▶ **EXERCISE GOAL**
Copy the rows from the start through the line containing "368, 346, 388]", substituting "status-bar-icons" for "status-icons" and keeping everything else the same.

▶ **EXTRACTED INFORMATION**
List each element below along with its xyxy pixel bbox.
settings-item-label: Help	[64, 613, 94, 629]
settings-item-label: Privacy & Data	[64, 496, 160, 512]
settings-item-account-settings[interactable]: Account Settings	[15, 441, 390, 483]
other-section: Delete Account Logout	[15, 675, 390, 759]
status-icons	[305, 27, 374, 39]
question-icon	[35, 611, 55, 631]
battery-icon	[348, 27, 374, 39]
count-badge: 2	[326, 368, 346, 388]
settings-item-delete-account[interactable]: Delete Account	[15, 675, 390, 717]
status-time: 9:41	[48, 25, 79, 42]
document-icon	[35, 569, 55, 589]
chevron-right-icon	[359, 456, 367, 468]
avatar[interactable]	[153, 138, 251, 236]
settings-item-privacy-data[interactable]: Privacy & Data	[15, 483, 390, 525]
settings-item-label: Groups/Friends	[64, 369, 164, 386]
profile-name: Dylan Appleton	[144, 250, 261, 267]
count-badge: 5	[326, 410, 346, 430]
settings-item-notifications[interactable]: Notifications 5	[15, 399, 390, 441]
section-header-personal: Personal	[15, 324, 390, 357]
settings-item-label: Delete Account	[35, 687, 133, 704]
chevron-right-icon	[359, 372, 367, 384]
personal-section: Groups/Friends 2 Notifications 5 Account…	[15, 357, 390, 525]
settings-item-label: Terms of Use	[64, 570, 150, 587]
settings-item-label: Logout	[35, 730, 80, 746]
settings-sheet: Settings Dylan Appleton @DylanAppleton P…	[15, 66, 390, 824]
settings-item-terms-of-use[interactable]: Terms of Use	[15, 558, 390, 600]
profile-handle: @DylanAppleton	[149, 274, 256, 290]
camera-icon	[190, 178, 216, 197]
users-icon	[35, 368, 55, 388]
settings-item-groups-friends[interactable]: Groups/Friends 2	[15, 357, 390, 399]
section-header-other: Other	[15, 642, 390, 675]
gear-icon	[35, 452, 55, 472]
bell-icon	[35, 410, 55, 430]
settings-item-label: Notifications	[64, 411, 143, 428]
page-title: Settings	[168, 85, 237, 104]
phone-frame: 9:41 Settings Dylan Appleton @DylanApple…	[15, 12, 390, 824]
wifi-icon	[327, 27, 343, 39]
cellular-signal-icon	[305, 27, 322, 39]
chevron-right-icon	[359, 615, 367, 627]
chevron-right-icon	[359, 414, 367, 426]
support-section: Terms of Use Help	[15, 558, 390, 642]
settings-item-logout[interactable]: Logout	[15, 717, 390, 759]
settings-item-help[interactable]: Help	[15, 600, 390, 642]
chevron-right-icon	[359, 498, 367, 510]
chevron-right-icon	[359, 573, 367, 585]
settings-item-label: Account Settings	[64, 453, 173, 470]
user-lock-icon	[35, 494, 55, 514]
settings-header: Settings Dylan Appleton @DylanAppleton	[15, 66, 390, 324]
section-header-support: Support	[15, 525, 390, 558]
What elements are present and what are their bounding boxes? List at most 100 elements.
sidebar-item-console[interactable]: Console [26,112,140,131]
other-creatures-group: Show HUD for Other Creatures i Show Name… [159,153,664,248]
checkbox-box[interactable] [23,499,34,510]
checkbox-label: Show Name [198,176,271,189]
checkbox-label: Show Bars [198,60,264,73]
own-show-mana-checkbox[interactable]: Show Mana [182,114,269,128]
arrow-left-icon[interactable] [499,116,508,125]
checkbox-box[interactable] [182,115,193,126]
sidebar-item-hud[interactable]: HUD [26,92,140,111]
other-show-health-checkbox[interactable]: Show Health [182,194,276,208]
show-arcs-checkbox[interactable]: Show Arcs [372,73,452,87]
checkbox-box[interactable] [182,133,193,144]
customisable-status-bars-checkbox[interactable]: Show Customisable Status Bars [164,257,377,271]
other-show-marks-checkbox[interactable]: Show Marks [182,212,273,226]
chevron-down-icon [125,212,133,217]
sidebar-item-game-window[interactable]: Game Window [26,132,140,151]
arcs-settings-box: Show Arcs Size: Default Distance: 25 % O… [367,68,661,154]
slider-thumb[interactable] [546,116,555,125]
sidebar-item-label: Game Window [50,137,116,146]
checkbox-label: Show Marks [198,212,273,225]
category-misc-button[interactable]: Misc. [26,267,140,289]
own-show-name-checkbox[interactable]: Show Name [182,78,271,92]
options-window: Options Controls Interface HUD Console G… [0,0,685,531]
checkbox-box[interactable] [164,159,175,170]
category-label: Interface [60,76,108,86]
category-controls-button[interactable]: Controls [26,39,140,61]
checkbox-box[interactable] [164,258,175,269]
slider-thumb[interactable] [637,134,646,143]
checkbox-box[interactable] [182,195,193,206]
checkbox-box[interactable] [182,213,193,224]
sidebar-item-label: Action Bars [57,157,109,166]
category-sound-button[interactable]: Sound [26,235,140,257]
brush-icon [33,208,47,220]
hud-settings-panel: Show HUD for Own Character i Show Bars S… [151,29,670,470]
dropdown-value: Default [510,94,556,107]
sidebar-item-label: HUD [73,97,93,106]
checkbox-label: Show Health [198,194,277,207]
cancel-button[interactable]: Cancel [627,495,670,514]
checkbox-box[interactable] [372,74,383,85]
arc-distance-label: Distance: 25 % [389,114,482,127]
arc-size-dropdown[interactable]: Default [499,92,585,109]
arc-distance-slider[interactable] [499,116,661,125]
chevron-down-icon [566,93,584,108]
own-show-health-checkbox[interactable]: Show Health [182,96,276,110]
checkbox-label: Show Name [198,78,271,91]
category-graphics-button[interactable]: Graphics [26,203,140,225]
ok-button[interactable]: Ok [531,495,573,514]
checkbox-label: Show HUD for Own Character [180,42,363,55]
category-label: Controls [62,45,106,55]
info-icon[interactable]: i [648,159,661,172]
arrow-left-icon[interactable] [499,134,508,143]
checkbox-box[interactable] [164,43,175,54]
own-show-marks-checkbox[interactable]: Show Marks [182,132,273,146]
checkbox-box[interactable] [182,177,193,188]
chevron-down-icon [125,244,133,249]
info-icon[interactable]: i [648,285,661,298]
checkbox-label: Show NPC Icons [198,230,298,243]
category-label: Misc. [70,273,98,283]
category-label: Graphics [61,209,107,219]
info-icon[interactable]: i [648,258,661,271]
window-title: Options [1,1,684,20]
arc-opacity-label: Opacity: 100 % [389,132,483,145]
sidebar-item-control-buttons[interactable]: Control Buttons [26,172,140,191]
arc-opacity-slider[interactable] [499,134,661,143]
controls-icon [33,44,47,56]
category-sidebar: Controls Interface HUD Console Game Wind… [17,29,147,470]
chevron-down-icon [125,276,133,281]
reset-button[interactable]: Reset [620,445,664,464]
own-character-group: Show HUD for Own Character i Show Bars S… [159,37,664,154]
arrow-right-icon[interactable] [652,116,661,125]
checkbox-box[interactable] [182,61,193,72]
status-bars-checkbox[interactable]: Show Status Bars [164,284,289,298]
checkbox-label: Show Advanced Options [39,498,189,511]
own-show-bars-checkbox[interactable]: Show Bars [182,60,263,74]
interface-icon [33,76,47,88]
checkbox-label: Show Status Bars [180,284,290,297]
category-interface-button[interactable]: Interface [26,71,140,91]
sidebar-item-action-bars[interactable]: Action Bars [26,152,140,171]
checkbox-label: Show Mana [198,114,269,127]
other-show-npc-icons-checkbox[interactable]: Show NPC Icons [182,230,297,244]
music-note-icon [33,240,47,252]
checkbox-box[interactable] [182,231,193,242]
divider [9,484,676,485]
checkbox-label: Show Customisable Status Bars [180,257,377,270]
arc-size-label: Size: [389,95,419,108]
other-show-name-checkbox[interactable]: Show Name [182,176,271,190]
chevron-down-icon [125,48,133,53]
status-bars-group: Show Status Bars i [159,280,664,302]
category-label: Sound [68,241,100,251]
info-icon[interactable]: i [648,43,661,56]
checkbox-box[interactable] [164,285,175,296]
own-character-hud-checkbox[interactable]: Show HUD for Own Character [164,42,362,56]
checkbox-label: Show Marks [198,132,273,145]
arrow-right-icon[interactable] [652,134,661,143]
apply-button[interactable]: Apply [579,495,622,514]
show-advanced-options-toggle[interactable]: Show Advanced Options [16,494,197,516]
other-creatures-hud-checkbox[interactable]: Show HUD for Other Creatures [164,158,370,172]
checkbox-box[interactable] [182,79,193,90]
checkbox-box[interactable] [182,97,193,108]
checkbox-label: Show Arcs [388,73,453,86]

▶ **TASK ANSWER**
List each element below along with its xyxy pixel bbox.
settings-item-label: Help	[64, 613, 94, 629]
settings-item-label: Privacy & Data	[64, 496, 160, 512]
settings-item-account-settings[interactable]: Account Settings	[15, 441, 390, 483]
other-section: Delete Account Logout	[15, 675, 390, 759]
status-bar-icons	[305, 27, 374, 39]
question-icon	[35, 611, 55, 631]
battery-icon	[348, 27, 374, 39]
count-badge: 2	[326, 368, 346, 388]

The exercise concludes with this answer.